## [WHAT YOU NEED TO DO]
1. Retype the part of the book review from "A data scientist used" down to "there is one.", keeping every word and mark unchanged.
2. In the review of Think Like a Data Scientist, what is Chapter 3 of the book about?

## [SELECTED EXCERPT]
====

|Think Like a Data Scientist|
Author: Brian Godsey
Everyone seems to want to be a data scientist at the moment. Does this book help?
A data scientist used to be called a statistician. I'm not completely sure why there was a need for a change but I suppose the new name reflects the deeper connection with computers. This book promises to take you step-by-step though the process, but I'm not at all sure that there is a process. The best data science is creative and probably requires you to step outside of the process - if there is one.
So what do you need to know to be a data scientist?
According to the first chapter of the book you don't need to be a statistician and you don't need to be a programmer. As far as I can make out the author thinks that you simply have want to be a data scientist and be bright enough to think hard. This is like saying that you don't need to have a good voice to sing. It could be true occasionally, but it isn't particularly helpful.
I can understand the need to encourage the reader, but as far as I'm concerned there is little point in covering up the fact that you really do need a good understanding of statistics and programming. More important is a skill with analytical thinking and preferably a good grounding in math - after all it is data science.
Chapter 2 continues on in this vague and consoling way and discusses some general issues of dealing with clients and some about dealing with data. "Ask good questions" seems to be the motto, but how you arrange to answer them is something you have to work out for yourself.
Chapter 3 is about the forms that data takes - HTML, XML, json and so on. You might not need to be a programmer, but it seems you need to know a lot of things that programmers have to know about. The point is that none of these things is covered in any depth. It is almost as if it is enough to know they exist. Of course this is much to little to even get by, let alone do something useful. Chapter 4 continues the data focus with a look at a case study.
Chapter 5 starts to look at the statistics that you apparently don't need to know much about. What we have is a quick look at some simple descriptive statistics mixed with a few "handy tricks". This just isn't enough information.
The second part of the book, "Building a product with software and statistics", is very strange. What exactly is the product? No, it isn't about recommender systems, it is about statistics. After a quick review in Chapter, 6 we dive into statistics in chapter 7. The dive in question is a bit of a disappointment because the water isn't at all deep. The discussion of Bayesian v Frequentist left me in a state of complete shock. To say that Bayesians are more about probability than the Frequentists is simply crazy. Frequentists are the ones who demand that probabilities are actually verifiable rather than a stand-in for belief or subjective certainty. Why bring up such a contentious topic if it is goingt to be dismissed in a few paragraphs that don't adequately explain what each approach is all about? At the end of the chapter we are treated to tiny accounts of clustering, component analysis and the inevitable machine learning. None of which are enough to let you grasp even the basics of any of them.

====

## [GIVEN RECORDS]
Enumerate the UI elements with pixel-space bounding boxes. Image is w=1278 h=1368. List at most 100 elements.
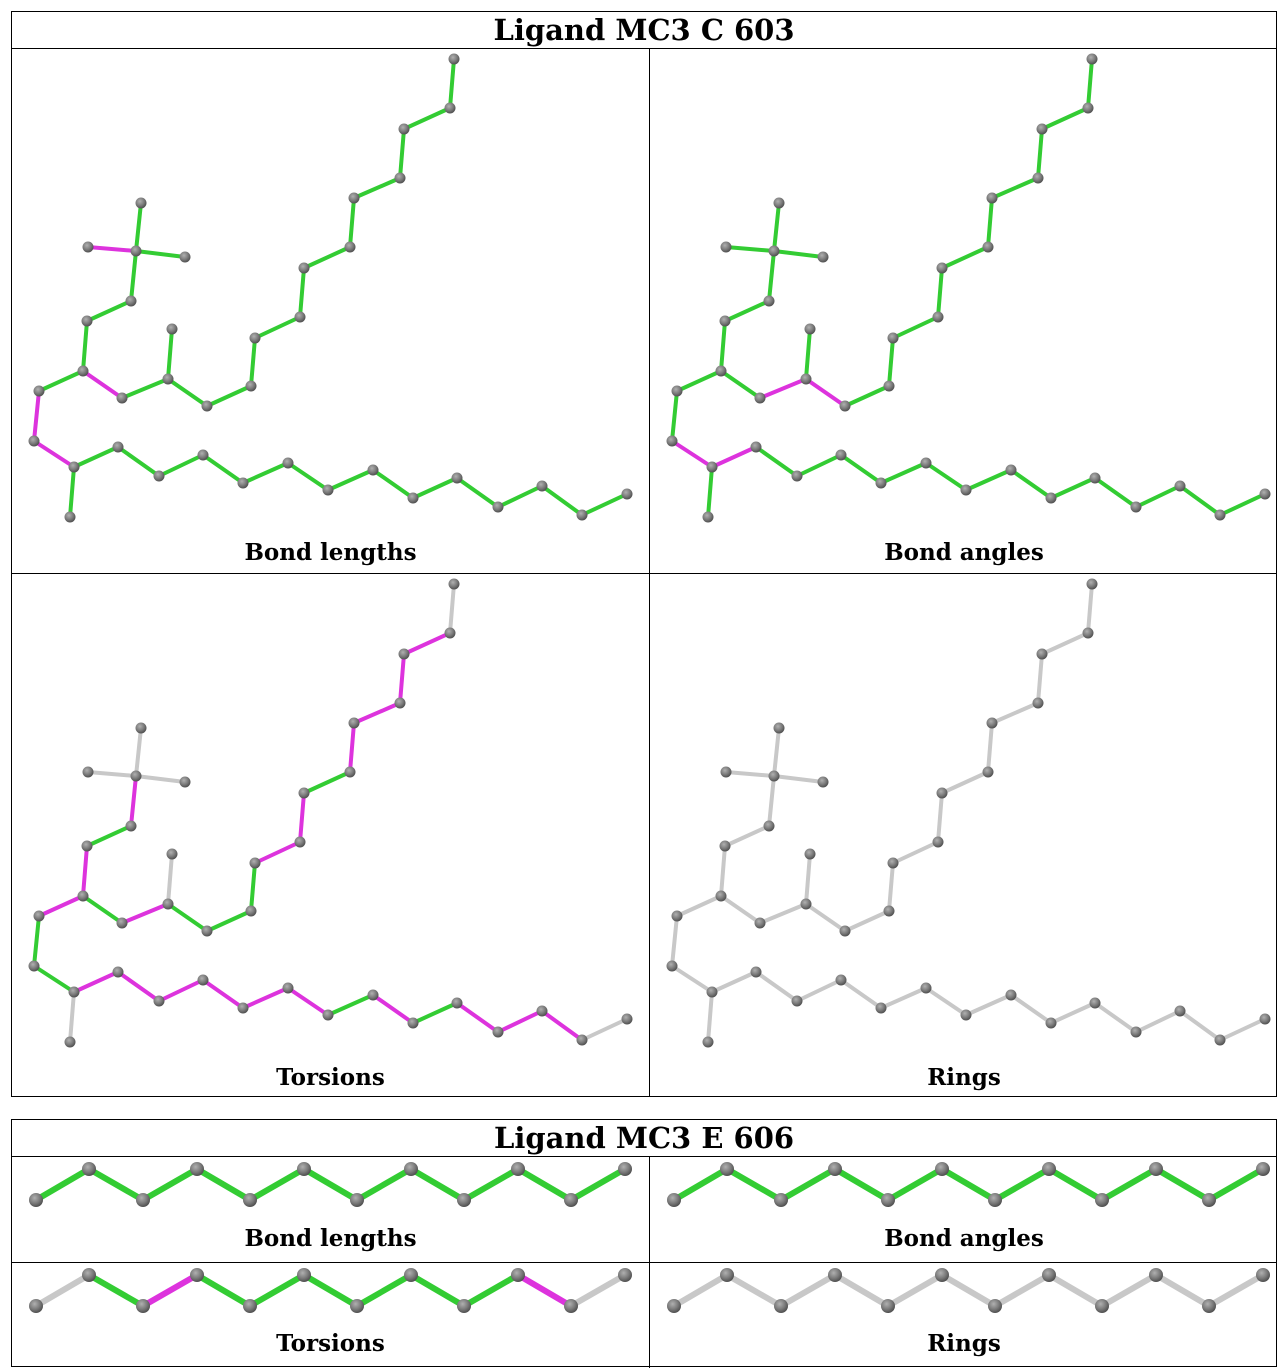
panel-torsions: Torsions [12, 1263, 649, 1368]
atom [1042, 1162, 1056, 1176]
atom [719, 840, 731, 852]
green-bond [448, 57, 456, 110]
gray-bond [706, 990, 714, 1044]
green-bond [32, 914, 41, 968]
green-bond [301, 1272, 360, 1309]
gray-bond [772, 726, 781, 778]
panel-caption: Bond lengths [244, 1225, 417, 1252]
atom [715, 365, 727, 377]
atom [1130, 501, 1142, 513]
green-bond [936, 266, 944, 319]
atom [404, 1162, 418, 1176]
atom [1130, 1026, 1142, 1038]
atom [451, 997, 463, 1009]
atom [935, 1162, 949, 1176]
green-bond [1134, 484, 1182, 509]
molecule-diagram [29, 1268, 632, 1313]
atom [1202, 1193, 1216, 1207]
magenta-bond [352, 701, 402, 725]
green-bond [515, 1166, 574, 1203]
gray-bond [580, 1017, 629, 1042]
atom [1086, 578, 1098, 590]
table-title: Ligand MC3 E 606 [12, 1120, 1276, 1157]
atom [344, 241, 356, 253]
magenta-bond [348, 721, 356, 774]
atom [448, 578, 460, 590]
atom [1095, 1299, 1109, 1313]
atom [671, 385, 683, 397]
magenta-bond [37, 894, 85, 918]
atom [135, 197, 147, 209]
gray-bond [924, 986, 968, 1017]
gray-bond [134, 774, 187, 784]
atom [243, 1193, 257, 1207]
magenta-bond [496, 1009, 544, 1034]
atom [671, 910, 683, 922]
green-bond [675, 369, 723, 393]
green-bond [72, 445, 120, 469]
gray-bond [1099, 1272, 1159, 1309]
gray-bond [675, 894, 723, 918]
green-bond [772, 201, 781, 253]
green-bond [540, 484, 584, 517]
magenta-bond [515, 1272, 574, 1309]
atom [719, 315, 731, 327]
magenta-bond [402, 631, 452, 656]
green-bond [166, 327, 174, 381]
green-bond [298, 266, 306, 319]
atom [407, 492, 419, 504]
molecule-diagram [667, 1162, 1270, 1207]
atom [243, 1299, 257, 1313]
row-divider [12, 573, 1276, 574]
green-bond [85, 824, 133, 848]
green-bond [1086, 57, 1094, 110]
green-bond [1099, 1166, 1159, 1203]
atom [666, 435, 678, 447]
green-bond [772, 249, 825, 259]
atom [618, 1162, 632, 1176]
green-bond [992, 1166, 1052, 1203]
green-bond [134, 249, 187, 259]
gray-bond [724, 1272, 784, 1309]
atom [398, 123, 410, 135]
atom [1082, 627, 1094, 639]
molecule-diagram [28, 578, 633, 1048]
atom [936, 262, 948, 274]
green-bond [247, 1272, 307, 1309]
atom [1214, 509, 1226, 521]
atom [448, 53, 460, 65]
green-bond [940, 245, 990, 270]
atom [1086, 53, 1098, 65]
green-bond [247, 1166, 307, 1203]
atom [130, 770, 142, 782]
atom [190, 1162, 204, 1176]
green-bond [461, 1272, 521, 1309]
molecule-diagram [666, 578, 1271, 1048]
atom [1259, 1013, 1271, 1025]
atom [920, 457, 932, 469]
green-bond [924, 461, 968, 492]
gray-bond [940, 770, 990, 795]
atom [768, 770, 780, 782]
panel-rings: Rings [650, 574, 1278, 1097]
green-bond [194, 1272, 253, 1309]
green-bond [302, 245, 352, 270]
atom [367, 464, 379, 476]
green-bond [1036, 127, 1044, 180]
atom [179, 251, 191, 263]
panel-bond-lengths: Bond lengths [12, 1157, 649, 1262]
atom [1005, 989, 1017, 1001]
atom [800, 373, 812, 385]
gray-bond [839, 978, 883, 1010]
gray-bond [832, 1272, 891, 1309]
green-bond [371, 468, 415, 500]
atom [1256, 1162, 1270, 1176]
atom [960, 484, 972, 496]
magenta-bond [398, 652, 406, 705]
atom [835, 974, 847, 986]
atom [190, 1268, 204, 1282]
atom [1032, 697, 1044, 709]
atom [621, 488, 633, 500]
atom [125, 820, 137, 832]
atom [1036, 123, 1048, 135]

====

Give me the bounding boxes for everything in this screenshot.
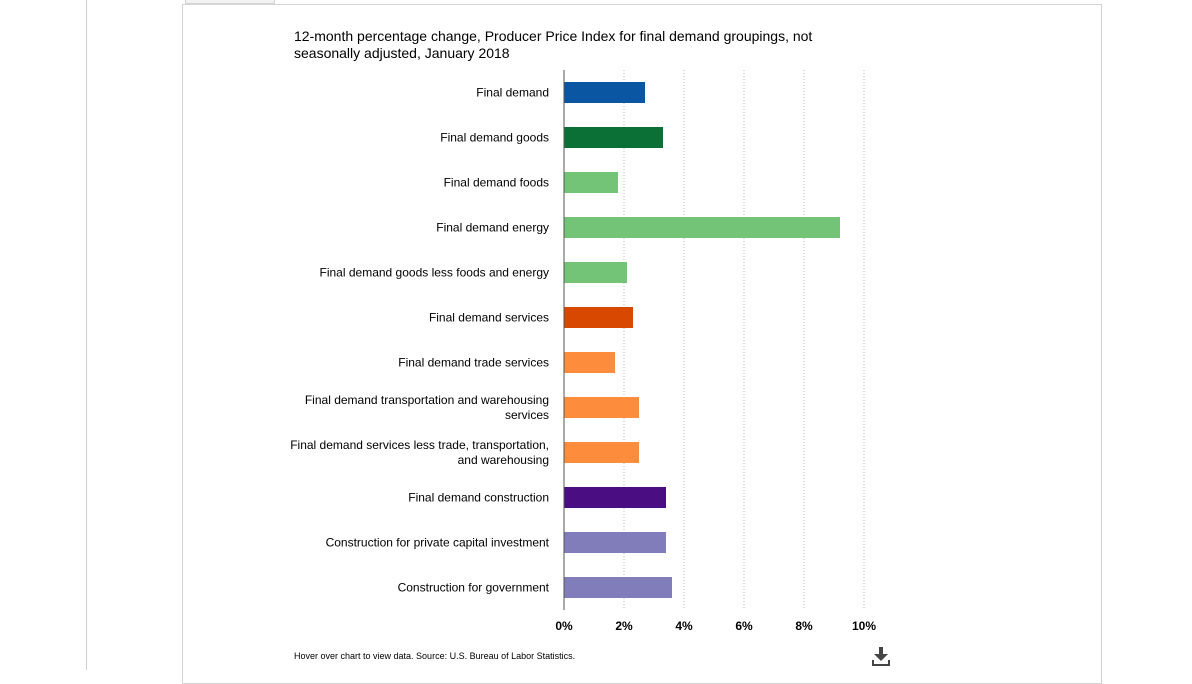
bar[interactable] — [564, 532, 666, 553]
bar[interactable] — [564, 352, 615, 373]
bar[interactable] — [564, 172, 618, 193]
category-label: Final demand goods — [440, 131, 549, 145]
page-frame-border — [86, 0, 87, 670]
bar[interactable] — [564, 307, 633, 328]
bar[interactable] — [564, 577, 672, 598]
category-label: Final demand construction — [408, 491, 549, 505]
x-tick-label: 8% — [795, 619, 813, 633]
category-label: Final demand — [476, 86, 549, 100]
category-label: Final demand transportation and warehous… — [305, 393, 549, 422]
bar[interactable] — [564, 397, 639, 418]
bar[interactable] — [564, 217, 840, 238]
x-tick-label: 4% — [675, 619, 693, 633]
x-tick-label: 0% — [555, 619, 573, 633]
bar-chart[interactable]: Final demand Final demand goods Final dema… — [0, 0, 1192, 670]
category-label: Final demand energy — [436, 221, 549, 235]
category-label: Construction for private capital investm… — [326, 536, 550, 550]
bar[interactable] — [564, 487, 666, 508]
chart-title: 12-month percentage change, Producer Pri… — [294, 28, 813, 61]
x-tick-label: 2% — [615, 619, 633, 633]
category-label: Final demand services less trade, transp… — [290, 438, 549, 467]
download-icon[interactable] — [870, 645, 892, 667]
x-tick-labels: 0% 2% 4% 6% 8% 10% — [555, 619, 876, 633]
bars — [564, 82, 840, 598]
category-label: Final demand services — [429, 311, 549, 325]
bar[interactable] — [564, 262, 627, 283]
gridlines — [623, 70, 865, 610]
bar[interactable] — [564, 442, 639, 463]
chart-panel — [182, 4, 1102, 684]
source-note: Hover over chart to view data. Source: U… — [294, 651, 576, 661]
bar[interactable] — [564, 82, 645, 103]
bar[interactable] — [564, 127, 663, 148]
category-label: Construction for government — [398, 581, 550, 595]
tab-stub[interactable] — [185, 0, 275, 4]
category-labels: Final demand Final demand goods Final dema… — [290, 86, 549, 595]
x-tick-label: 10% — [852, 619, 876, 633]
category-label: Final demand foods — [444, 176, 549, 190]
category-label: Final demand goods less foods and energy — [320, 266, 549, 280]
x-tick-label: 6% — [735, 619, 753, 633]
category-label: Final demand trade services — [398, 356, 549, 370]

====

## [ANSWERS GIVEN]
1.
A data scientist used to be called a statistician. I'm not completely sure why there was a need for a change but I suppose the new name reflects the deeper connection with computers. This book promises to take you step-by-step though the process, but I'm not at all sure that there is a process. The best data science is creative and probably requires you to step outside of the process - if there is one.

2. The forms that data takes, such as HTML, XML and json.